:: WHAT THE TASK ASKS ::
Reproduce every entry in the listing without alteration.

:: SUPPLIED INFORMATION ::

:::::

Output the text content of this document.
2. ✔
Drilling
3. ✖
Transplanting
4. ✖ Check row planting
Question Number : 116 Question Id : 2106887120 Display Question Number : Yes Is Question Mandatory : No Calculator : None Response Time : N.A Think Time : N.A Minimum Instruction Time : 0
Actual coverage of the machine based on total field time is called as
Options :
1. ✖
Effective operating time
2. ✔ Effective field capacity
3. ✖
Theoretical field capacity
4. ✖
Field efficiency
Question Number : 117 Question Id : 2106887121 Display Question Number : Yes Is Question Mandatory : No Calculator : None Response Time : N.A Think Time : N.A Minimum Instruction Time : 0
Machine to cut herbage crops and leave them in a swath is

:::::

:: SOLUTION TO THE EXERCISE ::
Output the text content of this document.
2. ✔
Drilling
3. ✖
Transplanting
4. ✖ Check row planting
Question Number : 116 Question Id : 2106887120 Display Question Number : Yes Is Question Mandatory : No Calculator : None Response Time : N.A Think Time : N.A Minimum Instruction Time : 0
Actual coverage of the machine based on total field time is called as
Options :
1. ✖
Effective operating time
2. ✔ Effective field capacity
3. ✖
Theoretical field capacity
4. ✖
Field efficiency
Question Number : 117 Question Id : 2106887121 Display Question Number : Yes Is Question Mandatory : No Calculator : None Response Time : N.A Think Time : N.A Minimum Instruction Time : 0
Machine to cut herbage crops and leave them in a swath is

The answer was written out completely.